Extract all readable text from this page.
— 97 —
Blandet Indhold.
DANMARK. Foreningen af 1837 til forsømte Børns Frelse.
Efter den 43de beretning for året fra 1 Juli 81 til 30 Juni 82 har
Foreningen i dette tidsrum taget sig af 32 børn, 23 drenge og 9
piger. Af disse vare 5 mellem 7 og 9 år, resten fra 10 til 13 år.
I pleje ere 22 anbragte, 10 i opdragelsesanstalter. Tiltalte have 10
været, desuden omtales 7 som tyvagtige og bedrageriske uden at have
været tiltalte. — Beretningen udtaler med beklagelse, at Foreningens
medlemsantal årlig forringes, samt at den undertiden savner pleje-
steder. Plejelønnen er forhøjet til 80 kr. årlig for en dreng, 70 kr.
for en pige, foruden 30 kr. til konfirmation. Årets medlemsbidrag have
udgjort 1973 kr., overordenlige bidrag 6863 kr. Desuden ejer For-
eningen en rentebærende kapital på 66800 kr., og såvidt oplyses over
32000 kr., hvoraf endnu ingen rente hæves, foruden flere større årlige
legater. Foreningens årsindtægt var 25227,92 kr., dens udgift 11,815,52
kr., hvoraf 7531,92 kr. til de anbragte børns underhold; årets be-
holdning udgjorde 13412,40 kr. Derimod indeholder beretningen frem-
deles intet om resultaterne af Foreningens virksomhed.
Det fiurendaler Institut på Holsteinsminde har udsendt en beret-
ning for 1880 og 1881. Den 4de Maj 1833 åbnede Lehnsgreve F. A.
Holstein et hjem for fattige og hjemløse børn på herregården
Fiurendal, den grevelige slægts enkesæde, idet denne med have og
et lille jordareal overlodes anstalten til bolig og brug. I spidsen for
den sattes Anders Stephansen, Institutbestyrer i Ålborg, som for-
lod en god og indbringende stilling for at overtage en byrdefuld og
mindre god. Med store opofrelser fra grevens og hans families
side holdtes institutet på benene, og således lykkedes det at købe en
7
• • •
Instructions to follow
Please copy out each record, character for character.

Result of the exercise
Extract all readable text from this page.
— 97 —
Blandet Indhold.
DANMARK. Foreningen af 1837 til forsømte Børns Frelse.
Efter den 43de beretning for året fra 1 Juli 81 til 30 Juni 82 har
Foreningen i dette tidsrum taget sig af 32 børn, 23 drenge og 9
piger. Af disse vare 5 mellem 7 og 9 år, resten fra 10 til 13 år.
I pleje ere 22 anbragte, 10 i opdragelsesanstalter. Tiltalte have 10
været, desuden omtales 7 som tyvagtige og bedrageriske uden at have
været tiltalte. — Beretningen udtaler med beklagelse, at Foreningens
medlemsantal årlig forringes, samt at den undertiden savner pleje-
steder. Plejelønnen er forhøjet til 80 kr. årlig for en dreng, 70 kr.
for en pige, foruden 30 kr. til konfirmation. Årets medlemsbidrag have
udgjort 1973 kr., overordenlige bidrag 6863 kr. Desuden ejer For-
eningen en rentebærende kapital på 66800 kr., og såvidt oplyses over
32000 kr., hvoraf endnu ingen rente hæves, foruden flere større årlige
legater. Foreningens årsindtægt var 25227,92 kr., dens udgift 11,815,52
kr., hvoraf 7531,92 kr. til de anbragte børns underhold; årets be-
holdning udgjorde 13412,40 kr. Derimod indeholder beretningen frem-
deles intet om resultaterne af Foreningens virksomhed.
Det fiurendaler Institut på Holsteinsminde har udsendt en beret-
ning for 1880 og 1881. Den 4de Maj 1833 åbnede Lehnsgreve F. A.
Holstein et hjem for fattige og hjemløse børn på herregården
Fiurendal, den grevelige slægts enkesæde, idet denne med have og
et lille jordareal overlodes anstalten til bolig og brug. I spidsen for
den sattes Anders Stephansen, Institutbestyrer i Ålborg, som for-
lod en god og indbringende stilling for at overtage en byrdefuld og
mindre god. Med store opofrelser fra grevens og hans families
side holdtes institutet på benene, og således lykkedes det at købe en
7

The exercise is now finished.